- [Material for the task]:
▽
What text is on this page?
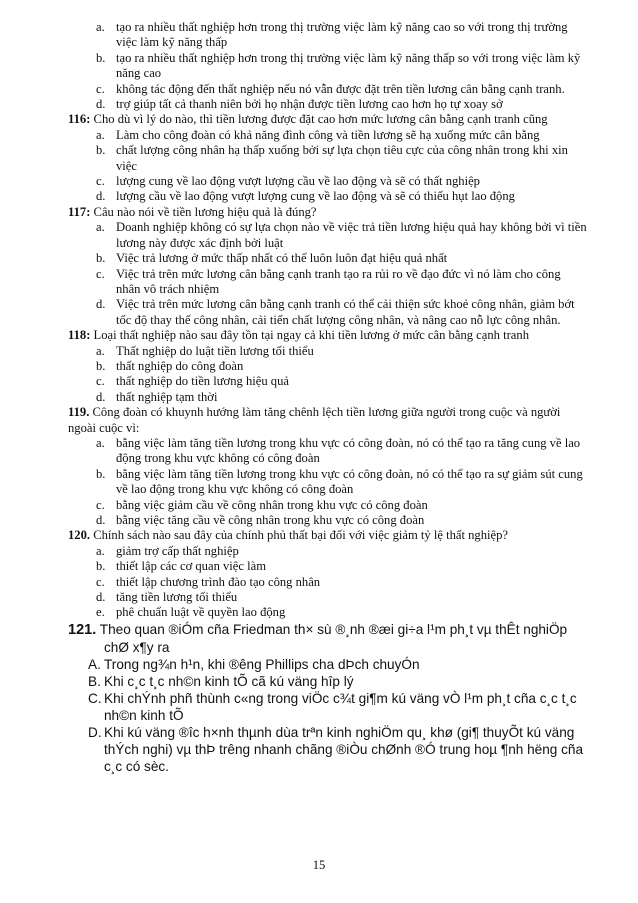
a. tạo ra nhiều thất nghiệp hơn trong thị trường việc làm kỹ năng cao so với trong thị trường việc làm kỹ năng thấp
b. tạo ra nhiều thất nghiệp hơn trong thị trường việc làm kỹ năng thấp so với trong việc làm kỹ năng cao
c. không tác động đến thất nghiệp nếu nó vẫn được đặt trên tiền lương cân bằng cạnh tranh.
d. trợ giúp tất cả thanh niên bởi họ nhận được tiền lương cao hơn họ tự xoay sở

116: Cho dù vì lý do nào, thì tiền lương được đặt cao hơn mức lương cân bằng cạnh tranh cũng

a. Làm cho công đoàn có khả năng đình công và tiền lương sẽ hạ xuống mức cân bằng
b. chất lượng công nhân hạ thấp xuống bởi sự lựa chọn tiêu cực của công nhân trong khi xin việc
c. lượng cung về lao động vượt lượng cầu về lao động và sẽ có thất nghiệp
d. lượng cầu về lao động vượt lượng cung về lao động và sẽ có thiếu hụt lao động

117: Câu nào nói về tiền lương hiệu quả là đúng?

a. Doanh nghiệp không có sự lựa chọn nào về việc trả tiền lương hiệu quả hay không bởi vì tiền lương này được xác định bởi luật
b. Việc trả lương ở mức thấp nhất có thể luôn luôn đạt hiệu quả nhất
c. Việc trả trên mức lương cân bằng cạnh tranh tạo ra rủi ro về đạo đức vì nó làm cho công nhân vô trách nhiệm
d. Việc trả trên mức lương cân bằng cạnh tranh có thể cải thiện sức khoẻ công nhân, giảm bớt tốc độ thay thế công nhân, cải tiến chất lượng công nhân, và nâng cao nỗ lực công nhân.

118: Loại thất nghiệp nào sau đây tồn tại ngay cả khi tiền lương ở mức cân bằng cạnh tranh

a. Thất nghiệp do luật tiền lương tối thiểu
b. thất nghiệp do công đoàn
c. thất nghiệp do tiền lương hiệu quả
d. thất nghiệp tạm thời

119. Công đoàn có khuynh hướng làm tăng chênh lệch tiền lương giữa người trong cuộc và người ngoài cuộc vì:

a. bằng việc làm tăng tiền lương trong khu vực có công đoàn, nó có thể tạo ra tăng cung về lao động trong khu vực không có công đoàn
b. bằng việc làm tăng tiền lương trong khu vực có công đoàn, nó có thể tạo ra sự giảm sút cung về lao động trong khu vực không có công đoàn
c. bằng việc giảm cầu về công nhân trong khu vực có công đoàn
d. bằng việc tăng cầu về công nhân trong khu vực có công đoàn

120. Chính sách nào sau đây của chính phủ thất bại đối với việc giảm tỷ lệ thất nghiệp?

a. giảm trợ cấp thất nghiệp
b. thiết lập các cơ quan việc làm
c. thiết lập chương trình đào tạo công nhân
d. tăng tiền lương tối thiểu
e. phê chuẩn luật về quyền lao động

121. Theo quan ®iÓm cña Friedman th× sù ®¸nh ®æi gi÷a l¹m ph¸t vµ thÊt nghiÖp chØ x¶y ra

A. Trong ng¾n h¹n, khi ®êng Phillips cha dÞch chuyÓn
B. Khi c¸c t¸c nh©n kinh tÕ cã kú väng hîp lý
C. Khi chÝnh phñ thùnh c«ng trong viÖc c¾t gi¶m kú väng vÒ l¹m ph¸t cña c¸c t¸c nh©n kinh tÕ
D. Khi kú väng ®îc h×nh thµnh dùa trªn kinh nghiÖm qu¸ khø (gi¶ thuyÕt kú väng thÝch nghi) vµ thÞ trêng nhanh chãng ®iÒu chØnh ®Ó trung hoµ ¶nh hëng cña c¸c có sèc.
15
△
- [What is expected]: Transcribe all of the material exactly, leaving out whatever pictures it contains.

- [Written response]:
What text is on this page?
a. tạo ra nhiều thất nghiệp hơn trong thị trường việc làm kỹ năng cao so với trong thị trường việc làm kỹ năng thấp
b. tạo ra nhiều thất nghiệp hơn trong thị trường việc làm kỹ năng thấp so với trong việc làm kỹ năng cao
c. không tác động đến thất nghiệp nếu nó vẫn được đặt trên tiền lương cân bằng cạnh tranh.
d. trợ giúp tất cả thanh niên bởi họ nhận được tiền lương cao hơn họ tự xoay sở

116: Cho dù vì lý do nào, thì tiền lương được đặt cao hơn mức lương cân bằng cạnh tranh cũng

a. Làm cho công đoàn có khả năng đình công và tiền lương sẽ hạ xuống mức cân bằng
b. chất lượng công nhân hạ thấp xuống bởi sự lựa chọn tiêu cực của công nhân trong khi xin việc
c. lượng cung về lao động vượt lượng cầu về lao động và sẽ có thất nghiệp
d. lượng cầu về lao động vượt lượng cung về lao động và sẽ có thiếu hụt lao động

117: Câu nào nói về tiền lương hiệu quả là đúng?

a. Doanh nghiệp không có sự lựa chọn nào về việc trả tiền lương hiệu quả hay không bởi vì tiền lương này được xác định bởi luật
b. Việc trả lương ở mức thấp nhất có thể luôn luôn đạt hiệu quả nhất
c. Việc trả trên mức lương cân bằng cạnh tranh tạo ra rủi ro về đạo đức vì nó làm cho công nhân vô trách nhiệm
d. Việc trả trên mức lương cân bằng cạnh tranh có thể cải thiện sức khoẻ công nhân, giảm bớt tốc độ thay thế công nhân, cải tiến chất lượng công nhân, và nâng cao nỗ lực công nhân.

118: Loại thất nghiệp nào sau đây tồn tại ngay cả khi tiền lương ở mức cân bằng cạnh tranh

a. Thất nghiệp do luật tiền lương tối thiểu
b. thất nghiệp do công đoàn
c. thất nghiệp do tiền lương hiệu quả
d. thất nghiệp tạm thời

119. Công đoàn có khuynh hướng làm tăng chênh lệch tiền lương giữa người trong cuộc và người ngoài cuộc vì:

a. bằng việc làm tăng tiền lương trong khu vực có công đoàn, nó có thể tạo ra tăng cung về lao động trong khu vực không có công đoàn
b. bằng việc làm tăng tiền lương trong khu vực có công đoàn, nó có thể tạo ra sự giảm sút cung về lao động trong khu vực không có công đoàn
c. bằng việc giảm cầu về công nhân trong khu vực có công đoàn
d. bằng việc tăng cầu về công nhân trong khu vực có công đoàn

120. Chính sách nào sau đây của chính phủ thất bại đối với việc giảm tỷ lệ thất nghiệp?

a. giảm trợ cấp thất nghiệp
b. thiết lập các cơ quan việc làm
c. thiết lập chương trình đào tạo công nhân
d. tăng tiền lương tối thiểu
e. phê chuẩn luật về quyền lao động

121. Theo quan ®iÓm cña Friedman th× sù ®¸nh ®æi gi÷a l¹m ph¸t vµ thÊt nghiÖp chØ x¶y ra

A. Trong ng¾n h¹n, khi ®êng Phillips cha dÞch chuyÓn
B. Khi c¸c t¸c nh©n kinh tÕ cã kú väng hîp lý
C. Khi chÝnh phñ thùnh c«ng trong viÖc c¾t gi¶m kú väng vÒ l¹m ph¸t cña c¸c t¸c nh©n kinh tÕ
D. Khi kú väng ®îc h×nh thµnh dùa trªn kinh nghiÖm qu¸ khø (gi¶ thuyÕt kú väng thÝch nghi) vµ thÞ trêng nhanh chãng ®iÒu chØnh ®Ó trung hoµ ¶nh hëng cña c¸c có sèc.
15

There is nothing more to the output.